The records are to be restated in their entirety, word for word.

§ §

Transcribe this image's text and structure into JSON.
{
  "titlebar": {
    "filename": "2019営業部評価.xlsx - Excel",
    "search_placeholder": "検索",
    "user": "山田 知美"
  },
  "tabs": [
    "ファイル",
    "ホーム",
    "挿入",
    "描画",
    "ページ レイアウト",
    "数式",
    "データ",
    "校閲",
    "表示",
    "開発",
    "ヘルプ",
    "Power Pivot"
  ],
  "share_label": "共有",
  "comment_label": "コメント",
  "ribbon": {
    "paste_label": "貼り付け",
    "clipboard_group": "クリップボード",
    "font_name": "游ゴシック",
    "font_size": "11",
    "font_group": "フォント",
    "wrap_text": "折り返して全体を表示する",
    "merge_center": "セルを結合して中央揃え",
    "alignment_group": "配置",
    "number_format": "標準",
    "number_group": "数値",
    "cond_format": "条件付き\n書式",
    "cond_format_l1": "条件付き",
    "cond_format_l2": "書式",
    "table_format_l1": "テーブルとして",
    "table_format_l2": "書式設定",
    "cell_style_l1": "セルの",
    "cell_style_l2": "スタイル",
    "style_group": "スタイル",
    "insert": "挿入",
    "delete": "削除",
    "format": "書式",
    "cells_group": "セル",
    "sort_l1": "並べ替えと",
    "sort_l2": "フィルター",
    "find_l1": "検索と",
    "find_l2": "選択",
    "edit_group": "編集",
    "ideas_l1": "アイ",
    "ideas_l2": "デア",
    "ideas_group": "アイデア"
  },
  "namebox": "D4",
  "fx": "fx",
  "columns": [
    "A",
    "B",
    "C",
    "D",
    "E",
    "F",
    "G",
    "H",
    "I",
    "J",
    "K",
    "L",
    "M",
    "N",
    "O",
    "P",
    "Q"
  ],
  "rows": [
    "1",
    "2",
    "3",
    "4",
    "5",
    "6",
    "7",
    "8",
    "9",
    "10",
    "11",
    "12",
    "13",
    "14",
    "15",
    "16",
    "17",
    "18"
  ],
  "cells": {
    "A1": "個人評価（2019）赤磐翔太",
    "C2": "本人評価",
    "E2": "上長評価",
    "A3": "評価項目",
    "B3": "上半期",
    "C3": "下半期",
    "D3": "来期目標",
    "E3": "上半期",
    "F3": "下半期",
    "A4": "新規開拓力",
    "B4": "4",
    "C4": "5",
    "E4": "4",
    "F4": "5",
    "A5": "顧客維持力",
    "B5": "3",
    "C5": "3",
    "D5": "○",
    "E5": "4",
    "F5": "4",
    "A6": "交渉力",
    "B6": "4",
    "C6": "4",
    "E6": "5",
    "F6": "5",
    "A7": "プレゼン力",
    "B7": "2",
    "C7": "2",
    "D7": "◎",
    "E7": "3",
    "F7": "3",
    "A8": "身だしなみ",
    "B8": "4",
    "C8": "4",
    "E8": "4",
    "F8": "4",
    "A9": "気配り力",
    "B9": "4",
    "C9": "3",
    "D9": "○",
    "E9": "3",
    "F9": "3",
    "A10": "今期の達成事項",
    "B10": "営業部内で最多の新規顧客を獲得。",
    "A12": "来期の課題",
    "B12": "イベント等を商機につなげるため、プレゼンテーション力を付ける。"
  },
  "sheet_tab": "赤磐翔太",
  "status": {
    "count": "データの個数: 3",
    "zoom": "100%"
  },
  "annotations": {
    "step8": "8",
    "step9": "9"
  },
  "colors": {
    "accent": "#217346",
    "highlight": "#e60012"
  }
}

§ §

FINAL ANSWER
Transcribe this image's text and structure into JSON.
{
  "titlebar": {
    "filename": "2019営業部評価.xlsx - Excel",
    "search_placeholder": "検索",
    "user": "山田 知美"
  },
  "tabs": [
    "ファイル",
    "ホーム",
    "挿入",
    "描画",
    "ページ レイアウト",
    "数式",
    "データ",
    "校閲",
    "表示",
    "開発",
    "ヘルプ",
    "Power Pivot"
  ],
  "share_label": "共有",
  "comment_label": "コメント",
  "ribbon": {
    "paste_label": "貼り付け",
    "clipboard_group": "クリップボード",
    "font_name": "游ゴシック",
    "font_size": "11",
    "font_group": "フォント",
    "wrap_text": "折り返して全体を表示する",
    "merge_center": "セルを結合して中央揃え",
    "alignment_group": "配置",
    "number_format": "標準",
    "number_group": "数値",
    "cond_format": "条件付き\n書式",
    "cond_format_l1": "条件付き",
    "cond_format_l2": "書式",
    "table_format_l1": "テーブルとして",
    "table_format_l2": "書式設定",
    "cell_style_l1": "セルの",
    "cell_style_l2": "スタイル",
    "style_group": "スタイル",
    "insert": "挿入",
    "delete": "削除",
    "format": "書式",
    "cells_group": "セル",
    "sort_l1": "並べ替えと",
    "sort_l2": "フィルター",
    "find_l1": "検索と",
    "find_l2": "選択",
    "edit_group": "編集",
    "ideas_l1": "アイ",
    "ideas_l2": "デア",
    "ideas_group": "アイデア"
  },
  "namebox": "D4",
  "fx": "fx",
  "columns": [
    "A",
    "B",
    "C",
    "D",
    "E",
    "F",
    "G",
    "H",
    "I",
    "J",
    "K",
    "L",
    "M",
    "N",
    "O",
    "P",
    "Q"
  ],
  "rows": [
    "1",
    "2",
    "3",
    "4",
    "5",
    "6",
    "7",
    "8",
    "9",
    "10",
    "11",
    "12",
    "13",
    "14",
    "15",
    "16",
    "17",
    "18"
  ],
  "cells": {
    "A1": "個人評価（2019）赤磐翔太",
    "C2": "本人評価",
    "E2": "上長評価",
    "A3": "評価項目",
    "B3": "上半期",
    "C3": "下半期",
    "D3": "来期目標",
    "E3": "上半期",
    "F3": "下半期",
    "A4": "新規開拓力",
    "B4": "4",
    "C4": "5",
    "E4": "4",
    "F4": "5",
    "A5": "顧客維持力",
    "B5": "3",
    "C5": "3",
    "D5": "○",
    "E5": "4",
    "F5": "4",
    "A6": "交渉力",
    "B6": "4",
    "C6": "4",
    "E6": "5",
    "F6": "5",
    "A7": "プレゼン力",
    "B7": "2",
    "C7": "2",
    "D7": "◎",
    "E7": "3",
    "F7": "3",
    "A8": "身だしなみ",
    "B8": "4",
    "C8": "4",
    "E8": "4",
    "F8": "4",
    "A9": "気配り力",
    "B9": "4",
    "C9": "3",
    "D9": "○",
    "E9": "3",
    "F9": "3",
    "A10": "今期の達成事項",
    "B10": "営業部内で最多の新規顧客を獲得。",
    "A12": "来期の課題",
    "B12": "イベント等を商機につなげるため、プレゼンテーション力を付ける。"
  },
  "sheet_tab": "赤磐翔太",
  "status": {
    "count": "データの個数: 3",
    "zoom": "100%"
  },
  "annotations": {
    "step8": "8",
    "step9": "9"
  },
  "colors": {
    "accent": "#217346",
    "highlight": "#e60012"
  }
}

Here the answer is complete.